GIVEN RECORDS START
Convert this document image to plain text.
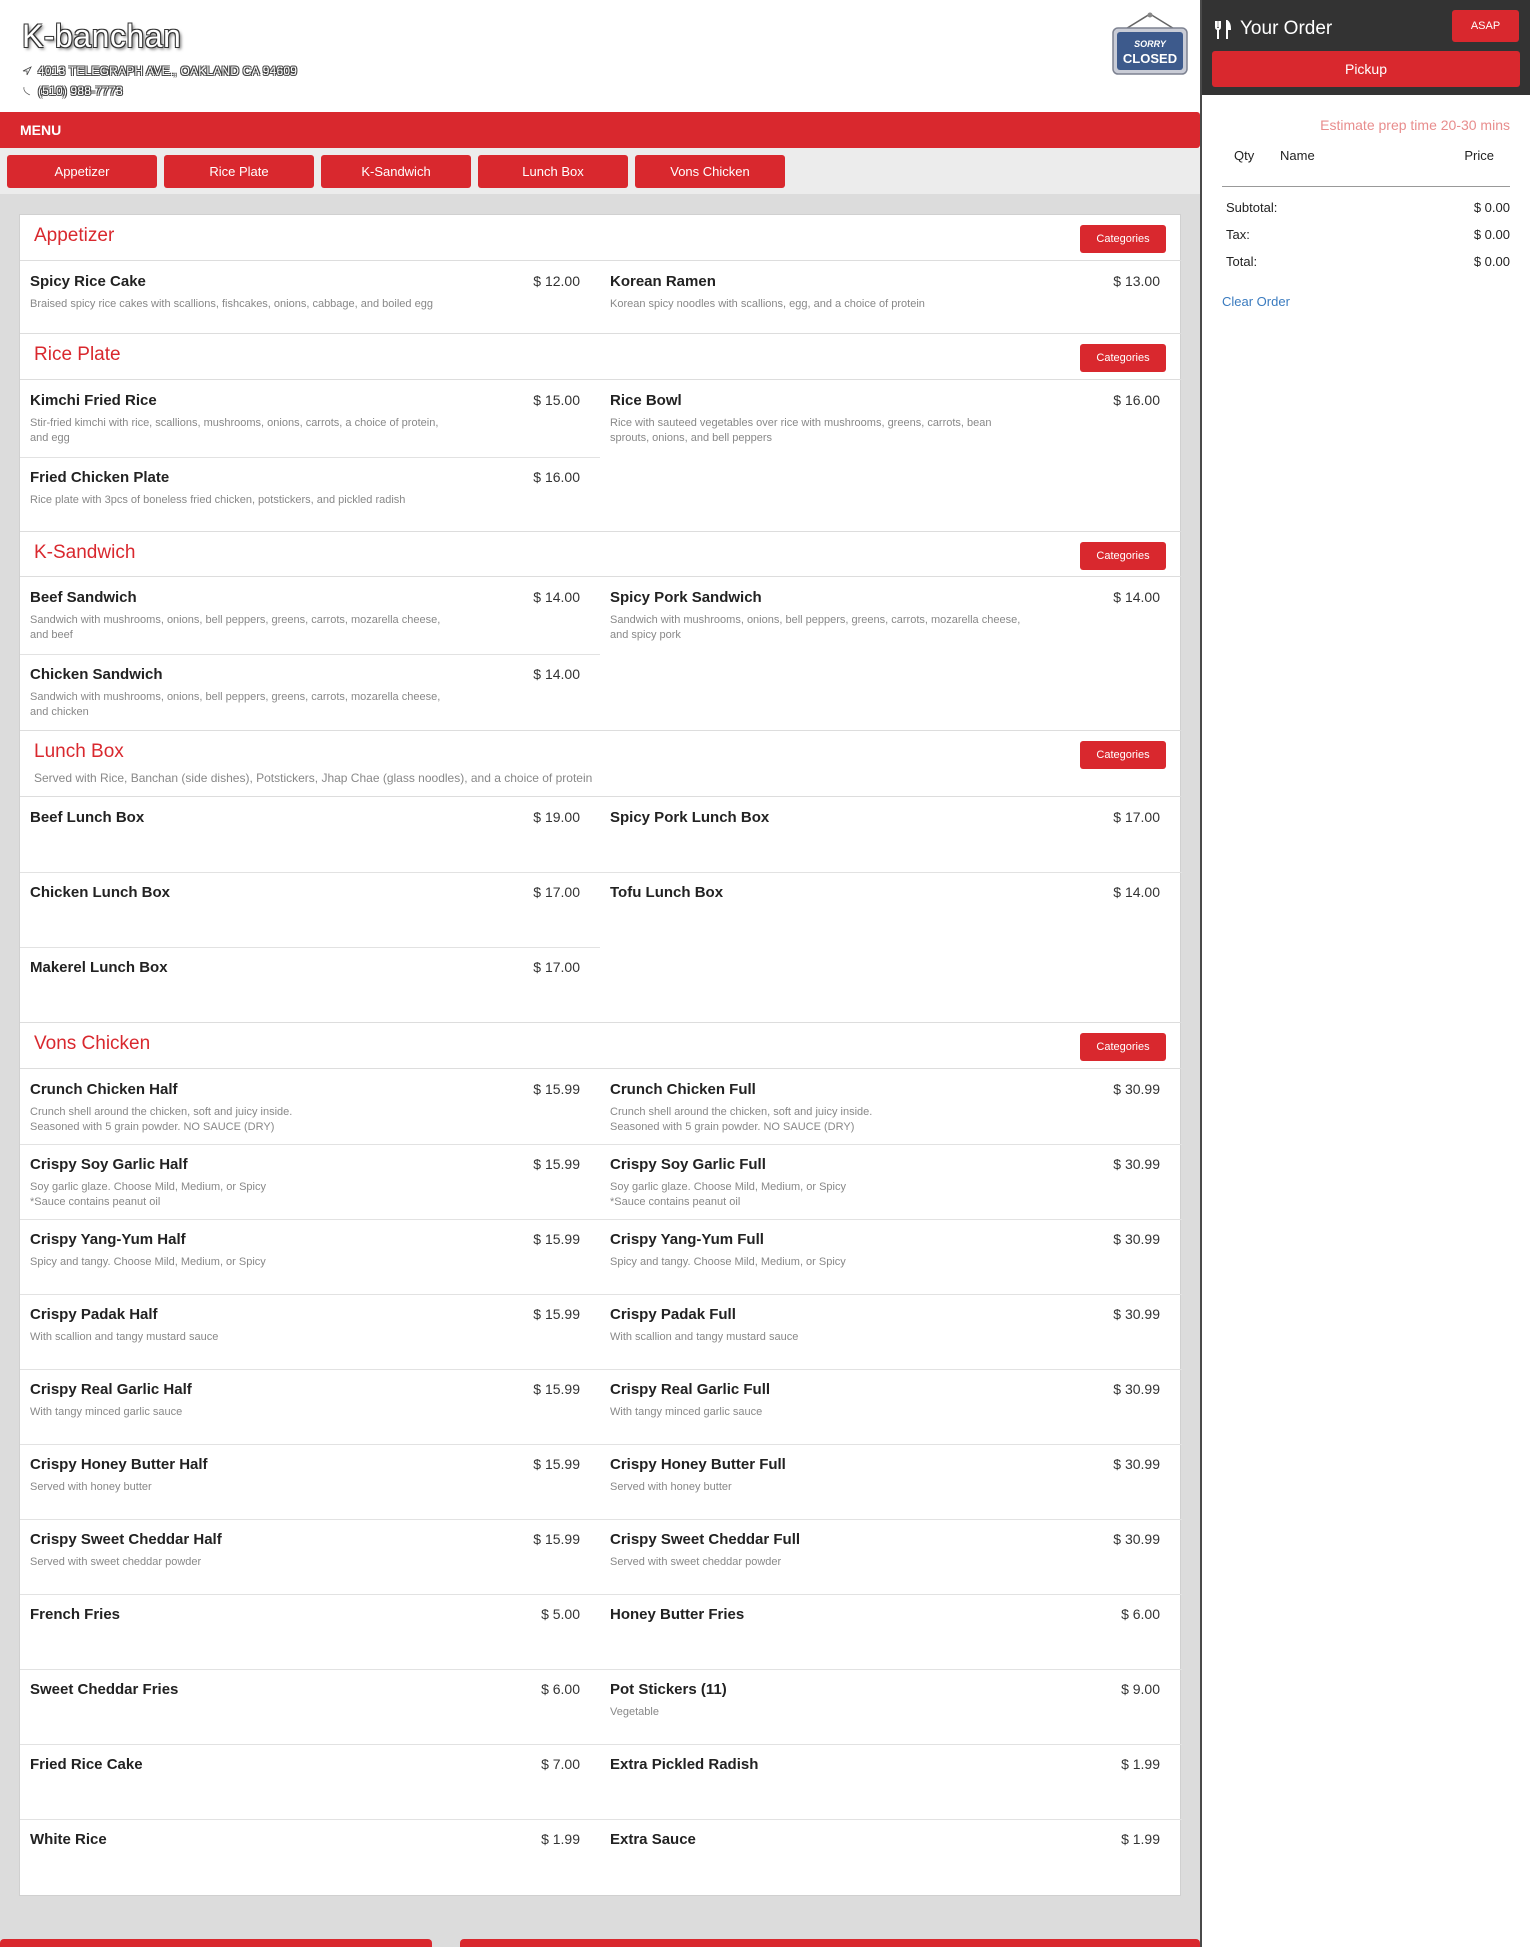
K-banchan
4013 TELEGRAPH AVE., OAKLAND CA 94609
(510) 988-7773
SORRY
CLOSED
MENU
Appetizer	Rice Plate	K-Sandwich	Lunch Box	Vons Chicken
Appetizer	Categories
Spicy Rice Cake	$ 12.00
Braised spicy rice cakes with scallions, fishcakes, onions, cabbage, and boiled egg
Korean Ramen	$ 13.00
Korean spicy noodles with scallions, egg, and a choice of protein
Rice Plate	Categories
Kimchi Fried Rice	$ 15.00
Stir-fried kimchi with rice, scallions, mushrooms, onions, carrots, a choice of protein, and egg
Rice Bowl	$ 16.00
Rice with sauteed vegetables over rice with mushrooms, greens, carrots, bean sprouts, onions, and bell peppers
Fried Chicken Plate	$ 16.00
Rice plate with 3pcs of boneless fried chicken, potstickers, and pickled radish
K-Sandwich	Categories
Beef Sandwich	$ 14.00
Sandwich with mushrooms, onions, bell peppers, greens, carrots, mozarella cheese, and beef
Spicy Pork Sandwich	$ 14.00
Sandwich with mushrooms, onions, bell peppers, greens, carrots, mozarella cheese, and spicy pork
Chicken Sandwich	$ 14.00
Sandwich with mushrooms, onions, bell peppers, greens, carrots, mozarella cheese, and chicken
Lunch Box
Served with Rice, Banchan (side dishes), Potstickers, Jhap Chae (glass noodles), and a choice of protein
Categories
Beef Lunch Box	$ 19.00 Spicy Pork Lunch Box	$ 17.00
Chicken Lunch Box	$ 17.00 Tofu Lunch Box	$ 14.00
Makerel Lunch Box	$ 17.00
Vons Chicken	Categories
Crunch Chicken Half	$ 15.99
Crunch shell around the chicken, soft and juicy inside.
Seasoned with 5 grain powder. NO SAUCE (DRY)
Crunch Chicken Full	$ 30.99
Crunch shell around the chicken, soft and juicy inside.
Seasoned with 5 grain powder. NO SAUCE (DRY)
Crispy Soy Garlic Half	$ 15.99
Soy garlic glaze. Choose Mild, Medium, or Spicy
*Sauce contains peanut oil
Crispy Soy Garlic Full	$ 30.99
Soy garlic glaze. Choose Mild, Medium, or Spicy
*Sauce contains peanut oil
Crispy Yang-Yum Half	$ 15.99
Spicy and tangy. Choose Mild, Medium, or Spicy
Crispy Yang-Yum Full	$ 30.99
Spicy and tangy. Choose Mild, Medium, or Spicy
Crispy Padak Half	$ 15.99
With scallion and tangy mustard sauce
Crispy Padak Full	$ 30.99
With scallion and tangy mustard sauce
Crispy Real Garlic Half	$ 15.99
With tangy minced garlic sauce
Crispy Real Garlic Full	$ 30.99
With tangy minced garlic sauce
Crispy Honey Butter Half	$ 15.99
Served with honey butter
Crispy Honey Butter Full	$ 30.99
Served with honey butter
Crispy Sweet Cheddar Half	$ 15.99
Served with sweet cheddar powder
Crispy Sweet Cheddar Full	$ 30.99
Served with sweet cheddar powder
French Fries	$ 5.00 Honey Butter Fries	$ 6.00
Sweet Cheddar Fries	$ 6.00 Pot Stickers (11)	$ 9.00
Vegetable
Fried Rice Cake	$ 7.00 Extra Pickled Radish	$ 1.99
White Rice	$ 1.99 Extra Sauce	$ 1.99
Your Order	ASAP
Pickup
Estimate prep time 20-30 mins
Qty Name	Price
Subtotal:	$ 0.00
Tax:	$ 0.00
Total:	$ 0.00
Clear Order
GIVEN RECORDS END
EXERCISE DESCRIPTION: Drop the images; copy every entry above exactly.

YOUR SOLUTION:
Convert this document image to plain text.
K-banchan
4013 TELEGRAPH AVE., OAKLAND CA 94609
(510) 988-7773
SORRY
CLOSED
MENU
Appetizer	Rice Plate	K-Sandwich	Lunch Box	Vons Chicken
Appetizer	Categories
Spicy Rice Cake	$ 12.00
Braised spicy rice cakes with scallions, fishcakes, onions, cabbage, and boiled egg
Korean Ramen	$ 13.00
Korean spicy noodles with scallions, egg, and a choice of protein
Rice Plate	Categories
Kimchi Fried Rice	$ 15.00
Stir-fried kimchi with rice, scallions, mushrooms, onions, carrots, a choice of protein, and egg
Rice Bowl	$ 16.00
Rice with sauteed vegetables over rice with mushrooms, greens, carrots, bean sprouts, onions, and bell peppers
Fried Chicken Plate	$ 16.00
Rice plate with 3pcs of boneless fried chicken, potstickers, and pickled radish
K-Sandwich	Categories
Beef Sandwich	$ 14.00
Sandwich with mushrooms, onions, bell peppers, greens, carrots, mozarella cheese, and beef
Spicy Pork Sandwich	$ 14.00
Sandwich with mushrooms, onions, bell peppers, greens, carrots, mozarella cheese, and spicy pork
Chicken Sandwich	$ 14.00
Sandwich with mushrooms, onions, bell peppers, greens, carrots, mozarella cheese, and chicken
Lunch Box
Served with Rice, Banchan (side dishes), Potstickers, Jhap Chae (glass noodles), and a choice of protein
Categories
Beef Lunch Box	$ 19.00 Spicy Pork Lunch Box	$ 17.00
Chicken Lunch Box	$ 17.00 Tofu Lunch Box	$ 14.00
Makerel Lunch Box	$ 17.00
Vons Chicken	Categories
Crunch Chicken Half	$ 15.99
Crunch shell around the chicken, soft and juicy inside.
Seasoned with 5 grain powder. NO SAUCE (DRY)
Crunch Chicken Full	$ 30.99
Crunch shell around the chicken, soft and juicy inside.
Seasoned with 5 grain powder. NO SAUCE (DRY)
Crispy Soy Garlic Half	$ 15.99
Soy garlic glaze. Choose Mild, Medium, or Spicy
*Sauce contains peanut oil
Crispy Soy Garlic Full	$ 30.99
Soy garlic glaze. Choose Mild, Medium, or Spicy
*Sauce contains peanut oil
Crispy Yang-Yum Half	$ 15.99
Spicy and tangy. Choose Mild, Medium, or Spicy
Crispy Yang-Yum Full	$ 30.99
Spicy and tangy. Choose Mild, Medium, or Spicy
Crispy Padak Half	$ 15.99
With scallion and tangy mustard sauce
Crispy Padak Full	$ 30.99
With scallion and tangy mustard sauce
Crispy Real Garlic Half	$ 15.99
With tangy minced garlic sauce
Crispy Real Garlic Full	$ 30.99
With tangy minced garlic sauce
Crispy Honey Butter Half	$ 15.99
Served with honey butter
Crispy Honey Butter Full	$ 30.99
Served with honey butter
Crispy Sweet Cheddar Half	$ 15.99
Served with sweet cheddar powder
Crispy Sweet Cheddar Full	$ 30.99
Served with sweet cheddar powder
French Fries	$ 5.00 Honey Butter Fries	$ 6.00
Sweet Cheddar Fries	$ 6.00 Pot Stickers (11)	$ 9.00
Vegetable
Fried Rice Cake	$ 7.00 Extra Pickled Radish	$ 1.99
White Rice	$ 1.99 Extra Sauce	$ 1.99
Your Order	ASAP
Pickup
Estimate prep time 20-30 mins
Qty Name	Price
Subtotal:	$ 0.00
Tax:	$ 0.00
Total:	$ 0.00
Clear Order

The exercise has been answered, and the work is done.